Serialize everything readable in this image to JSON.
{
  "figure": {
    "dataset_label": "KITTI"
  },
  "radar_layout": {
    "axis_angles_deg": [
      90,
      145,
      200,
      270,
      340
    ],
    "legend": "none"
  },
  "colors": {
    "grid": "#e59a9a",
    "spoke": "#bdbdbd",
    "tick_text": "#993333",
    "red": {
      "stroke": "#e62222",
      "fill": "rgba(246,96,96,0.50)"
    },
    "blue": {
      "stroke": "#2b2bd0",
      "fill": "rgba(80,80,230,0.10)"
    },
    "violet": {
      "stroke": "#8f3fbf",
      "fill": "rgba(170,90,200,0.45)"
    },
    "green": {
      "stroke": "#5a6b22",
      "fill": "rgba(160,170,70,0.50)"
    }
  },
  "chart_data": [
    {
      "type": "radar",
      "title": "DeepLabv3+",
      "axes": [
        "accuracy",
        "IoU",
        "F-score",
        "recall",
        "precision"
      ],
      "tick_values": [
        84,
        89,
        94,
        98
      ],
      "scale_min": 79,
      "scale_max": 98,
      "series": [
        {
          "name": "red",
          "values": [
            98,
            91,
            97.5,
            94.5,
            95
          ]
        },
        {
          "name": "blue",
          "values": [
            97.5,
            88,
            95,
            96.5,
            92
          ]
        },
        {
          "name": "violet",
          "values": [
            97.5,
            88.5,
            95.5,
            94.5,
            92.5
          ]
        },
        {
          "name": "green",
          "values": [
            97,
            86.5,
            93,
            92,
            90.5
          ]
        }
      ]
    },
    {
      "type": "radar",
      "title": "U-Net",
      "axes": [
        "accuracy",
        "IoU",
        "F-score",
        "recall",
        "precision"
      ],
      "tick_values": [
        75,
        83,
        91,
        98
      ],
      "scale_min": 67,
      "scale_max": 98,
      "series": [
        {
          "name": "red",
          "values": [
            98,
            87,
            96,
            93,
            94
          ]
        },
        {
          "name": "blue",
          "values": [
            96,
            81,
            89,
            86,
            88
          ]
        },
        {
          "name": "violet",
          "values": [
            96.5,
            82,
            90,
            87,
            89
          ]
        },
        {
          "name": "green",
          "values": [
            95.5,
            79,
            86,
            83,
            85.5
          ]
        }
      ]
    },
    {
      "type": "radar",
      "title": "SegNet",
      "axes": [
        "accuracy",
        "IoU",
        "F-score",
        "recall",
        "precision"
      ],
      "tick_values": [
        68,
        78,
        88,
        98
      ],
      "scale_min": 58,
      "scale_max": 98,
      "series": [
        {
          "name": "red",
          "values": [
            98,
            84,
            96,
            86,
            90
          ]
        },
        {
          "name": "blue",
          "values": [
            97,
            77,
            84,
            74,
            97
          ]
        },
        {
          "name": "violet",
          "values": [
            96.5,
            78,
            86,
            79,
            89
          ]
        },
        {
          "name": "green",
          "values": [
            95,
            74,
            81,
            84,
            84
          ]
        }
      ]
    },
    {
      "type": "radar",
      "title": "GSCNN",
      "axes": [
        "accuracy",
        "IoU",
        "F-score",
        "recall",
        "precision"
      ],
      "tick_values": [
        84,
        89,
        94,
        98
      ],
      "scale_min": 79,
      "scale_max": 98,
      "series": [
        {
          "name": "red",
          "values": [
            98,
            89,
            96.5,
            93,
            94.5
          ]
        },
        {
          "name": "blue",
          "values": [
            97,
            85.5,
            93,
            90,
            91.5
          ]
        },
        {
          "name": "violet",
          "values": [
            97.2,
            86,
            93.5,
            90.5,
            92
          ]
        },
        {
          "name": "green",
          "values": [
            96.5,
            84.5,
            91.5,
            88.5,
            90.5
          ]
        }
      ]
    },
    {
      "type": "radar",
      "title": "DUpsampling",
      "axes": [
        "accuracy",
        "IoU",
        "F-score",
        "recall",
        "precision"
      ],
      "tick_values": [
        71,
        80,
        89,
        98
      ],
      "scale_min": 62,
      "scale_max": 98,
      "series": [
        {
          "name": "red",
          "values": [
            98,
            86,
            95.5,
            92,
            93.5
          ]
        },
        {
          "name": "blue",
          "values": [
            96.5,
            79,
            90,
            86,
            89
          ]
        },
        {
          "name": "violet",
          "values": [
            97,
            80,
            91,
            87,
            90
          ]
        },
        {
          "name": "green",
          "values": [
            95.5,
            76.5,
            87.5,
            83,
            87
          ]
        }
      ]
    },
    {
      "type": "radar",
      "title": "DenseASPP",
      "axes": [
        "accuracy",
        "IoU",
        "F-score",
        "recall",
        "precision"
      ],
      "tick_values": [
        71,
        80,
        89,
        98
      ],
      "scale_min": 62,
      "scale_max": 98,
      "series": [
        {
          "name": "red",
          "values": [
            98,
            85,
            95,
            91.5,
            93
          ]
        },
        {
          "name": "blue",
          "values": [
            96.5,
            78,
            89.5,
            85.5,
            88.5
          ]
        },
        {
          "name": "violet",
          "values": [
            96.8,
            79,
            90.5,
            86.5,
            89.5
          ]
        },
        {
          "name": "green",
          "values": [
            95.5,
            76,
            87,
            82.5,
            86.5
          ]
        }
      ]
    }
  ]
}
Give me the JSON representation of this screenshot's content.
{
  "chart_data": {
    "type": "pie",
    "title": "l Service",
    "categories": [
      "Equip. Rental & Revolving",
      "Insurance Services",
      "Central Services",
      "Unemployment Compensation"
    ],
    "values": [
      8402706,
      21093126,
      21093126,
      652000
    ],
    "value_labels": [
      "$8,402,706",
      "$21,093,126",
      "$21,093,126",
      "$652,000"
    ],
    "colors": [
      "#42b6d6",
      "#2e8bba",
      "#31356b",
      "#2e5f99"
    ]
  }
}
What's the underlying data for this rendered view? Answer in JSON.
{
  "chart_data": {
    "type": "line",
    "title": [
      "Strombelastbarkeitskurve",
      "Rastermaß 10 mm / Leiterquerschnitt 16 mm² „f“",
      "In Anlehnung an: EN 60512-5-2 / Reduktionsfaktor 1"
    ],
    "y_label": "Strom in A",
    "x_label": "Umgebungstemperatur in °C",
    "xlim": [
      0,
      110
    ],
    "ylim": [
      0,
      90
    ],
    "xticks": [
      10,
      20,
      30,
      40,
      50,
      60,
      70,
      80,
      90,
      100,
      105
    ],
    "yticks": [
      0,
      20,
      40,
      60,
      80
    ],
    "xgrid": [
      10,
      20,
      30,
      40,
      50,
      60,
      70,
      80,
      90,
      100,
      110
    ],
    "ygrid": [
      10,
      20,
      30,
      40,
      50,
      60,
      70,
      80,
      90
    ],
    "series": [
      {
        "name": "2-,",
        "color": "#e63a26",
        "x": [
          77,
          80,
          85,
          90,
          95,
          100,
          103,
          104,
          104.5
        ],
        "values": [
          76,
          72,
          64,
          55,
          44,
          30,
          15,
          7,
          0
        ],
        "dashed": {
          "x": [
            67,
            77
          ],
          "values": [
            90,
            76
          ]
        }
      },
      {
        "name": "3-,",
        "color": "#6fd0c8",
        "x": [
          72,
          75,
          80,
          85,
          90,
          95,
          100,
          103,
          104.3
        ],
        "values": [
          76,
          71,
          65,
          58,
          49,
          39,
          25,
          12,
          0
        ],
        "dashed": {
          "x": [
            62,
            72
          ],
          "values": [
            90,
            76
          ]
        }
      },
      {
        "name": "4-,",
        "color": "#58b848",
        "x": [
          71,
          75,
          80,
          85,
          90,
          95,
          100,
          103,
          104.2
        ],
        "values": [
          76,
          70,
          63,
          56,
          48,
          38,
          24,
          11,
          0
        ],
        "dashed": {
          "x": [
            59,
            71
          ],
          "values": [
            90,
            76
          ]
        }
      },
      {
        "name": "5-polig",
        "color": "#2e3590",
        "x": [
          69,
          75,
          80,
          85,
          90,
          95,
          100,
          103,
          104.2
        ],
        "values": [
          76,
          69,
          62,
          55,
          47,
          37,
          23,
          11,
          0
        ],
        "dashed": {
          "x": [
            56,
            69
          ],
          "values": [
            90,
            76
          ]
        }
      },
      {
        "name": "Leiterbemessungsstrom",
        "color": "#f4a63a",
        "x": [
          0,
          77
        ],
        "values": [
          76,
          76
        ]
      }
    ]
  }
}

Task brief. Of the lines above, copy each that contains "title".

Exercise solution.
      "title": "DeepLabv3+",
      "title": "U-Net",
      "title": "SegNet",
      "title": "GSCNN",
      "title": "DUpsampling",
      "title": "DenseASPP",
    "title": "l Service",
    "title": [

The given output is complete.